Work to do:
- a) Rewrite the part of the raster prediction thread that begins with the words "s = stack(ntl, ebbi)" and ends with "data = block.data)", replacing "block.data" with "pixel.data".
- b) Extend the thread on raster prediction in R past its last sentence.

R: Problem with raster prediction from a linear model - r

I am using the function raster::predict to extract the prediction part of a linear model as a raster but I am getting this error:
Error in model.frame.default(Terms, newdata, na.action = na.action, xlev = object$xlevels) : object is not a matrix
In addition: Warning message:
'newdata' had 622 rows but variables found have 91 rows
My data set is a RasterStack of two satellite images (same CRS and data type). I have found this question but I couldn't solve my problem.
Here is the code and the data:
library(raster)
ntl = raster ("path/ntl.tif")
vals_ntl <- as.data.frame(values(ntl))
ntl_coords = as.data.frame(xyFromCell(ntl, 1:ncell(ntl)))
combine <- as.data.frame(cbind(ntl_coords,vals_ntl))
ebbi = raster ("path/ebbi.tif")
ebbi <- resample(ebbi, ntl, method = "bilinear")
vals_ebbi <- as.data.frame(values(ebbi))
s = stack(ntl, ebbi)
block.data <- as.data.frame(cbind(combine, vals_ebbi))
names(block.data)[3] <- "ntl"
names(block.data)[4] <- "ebbi"
block.data <- na.omit(block.data)
model <- lm(formula = ntl ~ ebbi, data = block.data)
#predict to a raster
r1 <- raster::predict(s, model, progress = 'text', na.rm = T)
plot(r1)
writeRaster(r1, filename = "path/lm_predict.tif")
The data can be downloaded from here (I don't know if by sharing a smaller dataset the problem would still exist so I decided to share the full dataset which is quite big when using the dput command to copy-paste it)

You are correct that dput is generally not very useful for spatial data; and that you should avoid using it. However, in most cases, there is no need to share data as you can create example data with code, or with data that ships with R, like in most examples in the help files and questions on this site. Saying that "I don't know if by sharing a smaller dataset the problem would still exist" suggests that the first thing you should do is to find out.
If you have a SpatRaster x that you want to reproduce, you can start with as.character(x), which is what I did to get the below.
library(terra)
ntl <- rast(ncols=48, nrows=91, nlyrs=1, xmin=582360, xmax=604440, ymin=1005560, ymax=1047420, names=c('avg_rad'), crs='EPSG:7767')
ebbi <- rast(ncols=48, nrows=91, nlyrs=1, xmin=582360, xmax=604440, ymin=1005560, ymax=1047420, names=c('B6_median'), crs='EPSG:7767')
values(ntl) <- sample(100, ncell(ntl), replace=TRUE)
values(ebbi) <- runif(ncell(ebbi))
Combine, set the names, and get the values into a data.frame. For larger datasets you could take a sample with spatSample(x, type="regular").
x <- c(ntl, ebbi)
names(x) <- c("ntl", "ebbi")
Fit the model. You can do that in two steps
v <- as.data.frame(x, na.rm=TRUE)
model <- lm(ntl ~ ebbi, data=v)
Or in one step
model <- lm(ntl ~ ebbi, data=x)
And now predict (set a filename if you want to save the raster to disk).
p <- predict(x$ebbi, model, filename="")

Dataset extract:
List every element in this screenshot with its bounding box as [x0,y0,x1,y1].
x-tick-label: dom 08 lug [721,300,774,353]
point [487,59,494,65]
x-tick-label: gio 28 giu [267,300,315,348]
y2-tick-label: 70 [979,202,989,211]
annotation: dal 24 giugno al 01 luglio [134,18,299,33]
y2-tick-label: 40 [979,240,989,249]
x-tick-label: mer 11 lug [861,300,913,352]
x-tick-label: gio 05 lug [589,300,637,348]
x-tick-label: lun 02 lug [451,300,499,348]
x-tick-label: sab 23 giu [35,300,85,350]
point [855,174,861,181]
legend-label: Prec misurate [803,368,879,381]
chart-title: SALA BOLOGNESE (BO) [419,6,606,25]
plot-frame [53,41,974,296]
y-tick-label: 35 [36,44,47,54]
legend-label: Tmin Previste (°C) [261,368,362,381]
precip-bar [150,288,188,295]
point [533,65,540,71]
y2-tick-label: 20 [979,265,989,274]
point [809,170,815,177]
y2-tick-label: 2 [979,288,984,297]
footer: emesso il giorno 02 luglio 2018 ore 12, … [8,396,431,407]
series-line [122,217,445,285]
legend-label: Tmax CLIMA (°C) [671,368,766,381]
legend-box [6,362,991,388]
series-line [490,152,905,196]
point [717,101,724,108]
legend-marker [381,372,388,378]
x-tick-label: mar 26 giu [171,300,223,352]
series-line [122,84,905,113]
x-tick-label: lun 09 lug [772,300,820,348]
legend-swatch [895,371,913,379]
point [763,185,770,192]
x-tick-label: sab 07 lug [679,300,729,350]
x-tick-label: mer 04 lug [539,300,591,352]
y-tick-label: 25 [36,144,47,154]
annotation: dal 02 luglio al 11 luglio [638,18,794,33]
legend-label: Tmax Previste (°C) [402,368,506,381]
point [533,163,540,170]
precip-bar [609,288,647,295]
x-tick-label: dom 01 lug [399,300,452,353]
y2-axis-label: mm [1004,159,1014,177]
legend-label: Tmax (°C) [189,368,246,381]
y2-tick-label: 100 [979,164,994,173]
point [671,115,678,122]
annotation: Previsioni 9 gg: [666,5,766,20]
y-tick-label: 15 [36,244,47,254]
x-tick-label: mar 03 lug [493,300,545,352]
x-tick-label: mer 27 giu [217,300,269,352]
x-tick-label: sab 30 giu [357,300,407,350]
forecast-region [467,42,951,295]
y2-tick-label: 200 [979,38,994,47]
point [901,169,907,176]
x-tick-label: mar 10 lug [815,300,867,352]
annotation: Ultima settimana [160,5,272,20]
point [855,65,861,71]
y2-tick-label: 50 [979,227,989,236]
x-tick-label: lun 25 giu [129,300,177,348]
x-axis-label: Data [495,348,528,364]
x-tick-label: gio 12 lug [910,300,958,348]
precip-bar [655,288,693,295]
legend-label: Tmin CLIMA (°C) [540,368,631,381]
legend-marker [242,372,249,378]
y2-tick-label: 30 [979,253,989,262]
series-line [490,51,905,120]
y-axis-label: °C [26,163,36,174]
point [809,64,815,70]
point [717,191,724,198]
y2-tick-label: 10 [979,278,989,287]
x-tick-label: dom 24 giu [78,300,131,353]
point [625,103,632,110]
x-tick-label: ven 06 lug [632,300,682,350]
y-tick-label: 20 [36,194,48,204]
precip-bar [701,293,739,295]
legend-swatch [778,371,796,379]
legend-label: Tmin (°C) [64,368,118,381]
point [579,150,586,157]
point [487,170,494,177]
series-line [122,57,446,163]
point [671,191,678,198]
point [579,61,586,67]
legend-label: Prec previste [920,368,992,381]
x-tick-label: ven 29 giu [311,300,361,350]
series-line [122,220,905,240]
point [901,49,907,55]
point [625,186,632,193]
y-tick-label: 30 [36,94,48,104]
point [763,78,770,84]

Answers to the exercise:
- a)
s = stack(ntl, ebbi)
pixel.data <- as.data.frame(cbind(combine, vals_ebbi))
names(pixel.data)[3] <- "ntl"
names(pixel.data)[4] <- "ebbi"
pixel.data <- na.omit(pixel.data)
model <- lm(formula = ntl ~ ebbi, data = pixel.data)

- b)
It is important that the first (SpatRaster) argument to predict has names that match the names in the model. So in this case you can use x$ebbi or x[[2]], but if you use ebbi you get a mysterious error message
p <- predict(ebbi, model)
#Error in model.frame.default(Terms, newdata, na.action = na.action, xlev = object$xlevels) : object is not a matrix
#In addition: Warning message:
#'newdata' had 48 rows but variables found have 91 rows
unless you first do
names(ebbi) <- "ebbi"
p <- predict(ebbi, model)

Alternative, using the raster package the solution is:
library(raster)
ntl = raster ("path/ntl.tif")
ebbi = raster ("path/ebbi.tif")
ebbi <- resample(ebbi, ntl, method = "bilinear")
s = stack(ntl, ebbi)
names(s) = c('ntl', 'ebbi') # important step in order to run the predict function successfully
block.data = data.frame(na.omit(values(s)))
names(block.data) <- c('ntl', 'ebbi')
model <- lm(formula = ntl ~ ebbi, data = block.data)
#predict to a raster
r1 <- raster::predict(s, model, progress = 'text', na.rm = T)
plot(r1)
writeRaster(r1, filename = "path/lm_predict.tif")
I found the answer based on this post.

Related

Problems with raster prediction from linear model in r

I'm having problems with predicting a raster using a linear model.
Firstly i create my model from the data found in my polygons.
# create model
poly <- st_read("polygon.shp")
df <- na.omit(poly)
df <- df[df$gdp > 0 & df$ntl2 > 0 & df$pop2 > 0,]
x <- log(df$ntl2)
y <- log(df$gdp*df$pop2)
c <- df$iso
d <- data.frame(x,y,c)
m <- lm(y~x+c,data=d)
Then i want to use raster::predict to estimate an output raster
# raster data
iso <- raster("iso.tif")
viirs <- raster("viirs.tif")
x <- log(viirs)
c <- iso
## predict with models
s <- stack(x,c)
predicted <- raster::predict(x,model=m)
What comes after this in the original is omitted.